(Stored data)
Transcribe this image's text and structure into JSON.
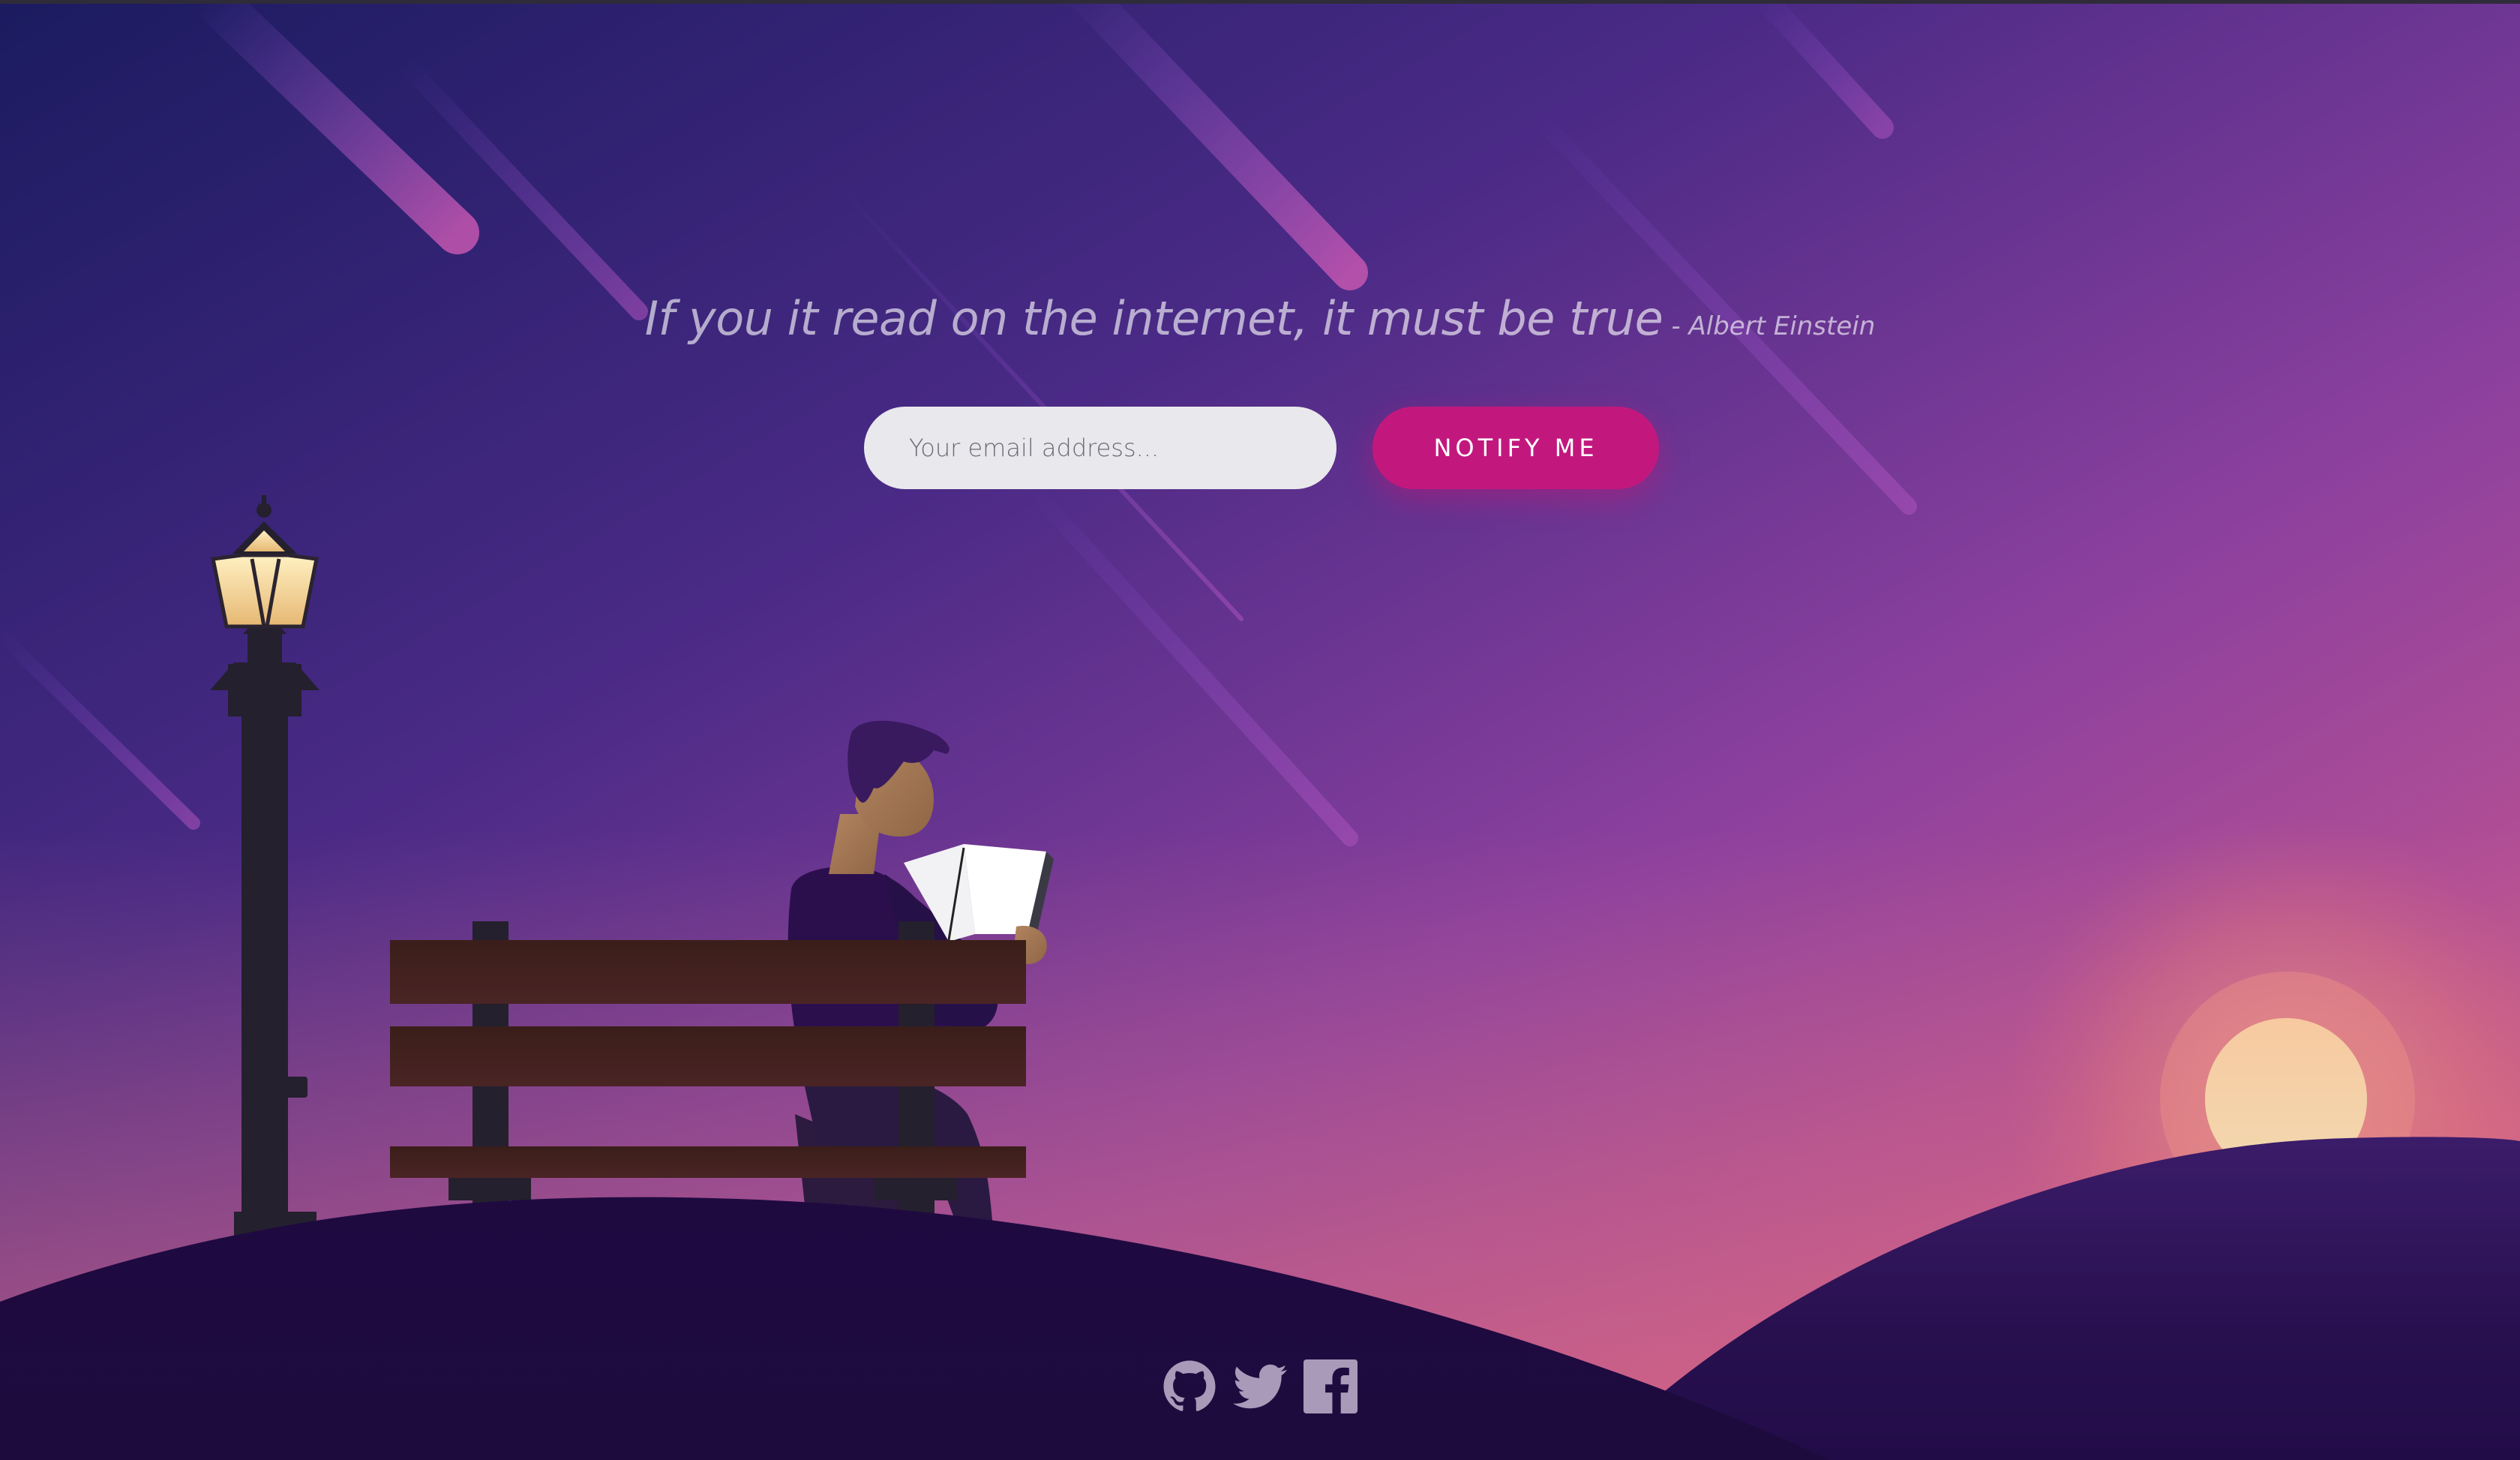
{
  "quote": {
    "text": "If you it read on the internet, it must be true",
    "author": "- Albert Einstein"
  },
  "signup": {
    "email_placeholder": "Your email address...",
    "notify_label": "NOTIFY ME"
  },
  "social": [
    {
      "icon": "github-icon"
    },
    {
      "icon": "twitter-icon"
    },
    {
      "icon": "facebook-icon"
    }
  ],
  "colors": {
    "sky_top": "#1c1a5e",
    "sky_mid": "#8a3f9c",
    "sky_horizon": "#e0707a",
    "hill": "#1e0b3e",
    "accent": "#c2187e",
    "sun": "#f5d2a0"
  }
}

**WHAT YOU SHOULD DO**
Every record above should come back exactly, but without its pictures.

**WORKED ANSWER**
Transcribe this image's text and structure into JSON.
{
  "quote": {
    "text": "If you it read on the internet, it must be true",
    "author": "- Albert Einstein"
  },
  "signup": {
    "email_placeholder": "Your email address...",
    "notify_label": "NOTIFY ME"
  },
  "social": [
    {
      "icon": "github-icon"
    },
    {
      "icon": "twitter-icon"
    },
    {
      "icon": "facebook-icon"
    }
  ],
  "colors": {
    "sky_top": "#1c1a5e",
    "sky_mid": "#8a3f9c",
    "sky_horizon": "#e0707a",
    "hill": "#1e0b3e",
    "accent": "#c2187e",
    "sun": "#f5d2a0"
  }
}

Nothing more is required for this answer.